Problem
Repeat, exactly and completely, the entries shown underneath.

The data
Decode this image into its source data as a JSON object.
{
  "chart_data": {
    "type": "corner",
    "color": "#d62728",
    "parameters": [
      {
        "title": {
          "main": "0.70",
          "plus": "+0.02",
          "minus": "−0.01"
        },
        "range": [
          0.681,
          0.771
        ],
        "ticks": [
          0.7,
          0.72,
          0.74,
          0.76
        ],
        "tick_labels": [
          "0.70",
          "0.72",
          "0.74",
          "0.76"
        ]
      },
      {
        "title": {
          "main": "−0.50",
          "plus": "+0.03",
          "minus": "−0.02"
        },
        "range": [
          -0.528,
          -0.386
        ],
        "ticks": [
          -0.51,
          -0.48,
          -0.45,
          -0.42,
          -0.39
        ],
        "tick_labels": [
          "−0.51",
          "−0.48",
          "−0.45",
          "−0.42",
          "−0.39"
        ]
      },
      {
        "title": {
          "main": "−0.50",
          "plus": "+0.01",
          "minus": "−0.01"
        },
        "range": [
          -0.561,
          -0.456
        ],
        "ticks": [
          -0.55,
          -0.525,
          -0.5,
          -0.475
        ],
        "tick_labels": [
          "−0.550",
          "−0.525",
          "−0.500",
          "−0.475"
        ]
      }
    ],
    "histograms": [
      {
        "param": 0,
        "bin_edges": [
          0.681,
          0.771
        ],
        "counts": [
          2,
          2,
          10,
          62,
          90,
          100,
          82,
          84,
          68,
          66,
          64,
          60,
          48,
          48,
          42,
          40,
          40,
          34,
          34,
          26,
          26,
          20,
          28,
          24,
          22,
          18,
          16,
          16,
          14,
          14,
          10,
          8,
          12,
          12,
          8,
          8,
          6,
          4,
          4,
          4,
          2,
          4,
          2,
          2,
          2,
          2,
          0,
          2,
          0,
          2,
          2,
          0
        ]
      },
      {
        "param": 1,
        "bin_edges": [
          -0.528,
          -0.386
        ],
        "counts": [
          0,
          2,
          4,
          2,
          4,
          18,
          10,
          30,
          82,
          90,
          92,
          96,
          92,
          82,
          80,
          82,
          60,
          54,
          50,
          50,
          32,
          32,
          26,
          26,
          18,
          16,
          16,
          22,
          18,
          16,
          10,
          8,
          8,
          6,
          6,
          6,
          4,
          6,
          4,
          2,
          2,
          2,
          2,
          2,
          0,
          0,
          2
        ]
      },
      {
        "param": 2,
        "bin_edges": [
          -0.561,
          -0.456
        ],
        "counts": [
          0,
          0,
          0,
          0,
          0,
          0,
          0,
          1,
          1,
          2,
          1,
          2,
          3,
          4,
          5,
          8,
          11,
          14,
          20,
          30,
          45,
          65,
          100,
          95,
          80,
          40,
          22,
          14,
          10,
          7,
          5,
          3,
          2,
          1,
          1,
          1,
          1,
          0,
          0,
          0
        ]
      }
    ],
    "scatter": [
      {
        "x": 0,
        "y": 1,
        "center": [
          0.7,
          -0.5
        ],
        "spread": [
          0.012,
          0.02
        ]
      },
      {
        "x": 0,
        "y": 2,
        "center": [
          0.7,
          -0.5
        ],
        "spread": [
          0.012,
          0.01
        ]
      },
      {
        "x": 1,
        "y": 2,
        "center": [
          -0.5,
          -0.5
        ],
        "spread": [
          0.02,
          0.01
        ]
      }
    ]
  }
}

Worked solution
Decode this image into its source data as a JSON object.
{
  "chart_data": {
    "type": "corner",
    "color": "#d62728",
    "parameters": [
      {
        "title": {
          "main": "0.70",
          "plus": "+0.02",
          "minus": "−0.01"
        },
        "range": [
          0.681,
          0.771
        ],
        "ticks": [
          0.7,
          0.72,
          0.74,
          0.76
        ],
        "tick_labels": [
          "0.70",
          "0.72",
          "0.74",
          "0.76"
        ]
      },
      {
        "title": {
          "main": "−0.50",
          "plus": "+0.03",
          "minus": "−0.02"
        },
        "range": [
          -0.528,
          -0.386
        ],
        "ticks": [
          -0.51,
          -0.48,
          -0.45,
          -0.42,
          -0.39
        ],
        "tick_labels": [
          "−0.51",
          "−0.48",
          "−0.45",
          "−0.42",
          "−0.39"
        ]
      },
      {
        "title": {
          "main": "−0.50",
          "plus": "+0.01",
          "minus": "−0.01"
        },
        "range": [
          -0.561,
          -0.456
        ],
        "ticks": [
          -0.55,
          -0.525,
          -0.5,
          -0.475
        ],
        "tick_labels": [
          "−0.550",
          "−0.525",
          "−0.500",
          "−0.475"
        ]
      }
    ],
    "histograms": [
      {
        "param": 0,
        "bin_edges": [
          0.681,
          0.771
        ],
        "counts": [
          2,
          2,
          10,
          62,
          90,
          100,
          82,
          84,
          68,
          66,
          64,
          60,
          48,
          48,
          42,
          40,
          40,
          34,
          34,
          26,
          26,
          20,
          28,
          24,
          22,
          18,
          16,
          16,
          14,
          14,
          10,
          8,
          12,
          12,
          8,
          8,
          6,
          4,
          4,
          4,
          2,
          4,
          2,
          2,
          2,
          2,
          0,
          2,
          0,
          2,
          2,
          0
        ]
      },
      {
        "param": 1,
        "bin_edges": [
          -0.528,
          -0.386
        ],
        "counts": [
          0,
          2,
          4,
          2,
          4,
          18,
          10,
          30,
          82,
          90,
          92,
          96,
          92,
          82,
          80,
          82,
          60,
          54,
          50,
          50,
          32,
          32,
          26,
          26,
          18,
          16,
          16,
          22,
          18,
          16,
          10,
          8,
          8,
          6,
          6,
          6,
          4,
          6,
          4,
          2,
          2,
          2,
          2,
          2,
          0,
          0,
          2
        ]
      },
      {
        "param": 2,
        "bin_edges": [
          -0.561,
          -0.456
        ],
        "counts": [
          0,
          0,
          0,
          0,
          0,
          0,
          0,
          1,
          1,
          2,
          1,
          2,
          3,
          4,
          5,
          8,
          11,
          14,
          20,
          30,
          45,
          65,
          100,
          95,
          80,
          40,
          22,
          14,
          10,
          7,
          5,
          3,
          2,
          1,
          1,
          1,
          1,
          0,
          0,
          0
        ]
      }
    ],
    "scatter": [
      {
        "x": 0,
        "y": 1,
        "center": [
          0.7,
          -0.5
        ],
        "spread": [
          0.012,
          0.02
        ]
      },
      {
        "x": 0,
        "y": 2,
        "center": [
          0.7,
          -0.5
        ],
        "spread": [
          0.012,
          0.01
        ]
      },
      {
        "x": 1,
        "y": 2,
        "center": [
          -0.5,
          -0.5
        ],
        "spread": [
          0.02,
          0.01
        ]
      }
    ]
  }
}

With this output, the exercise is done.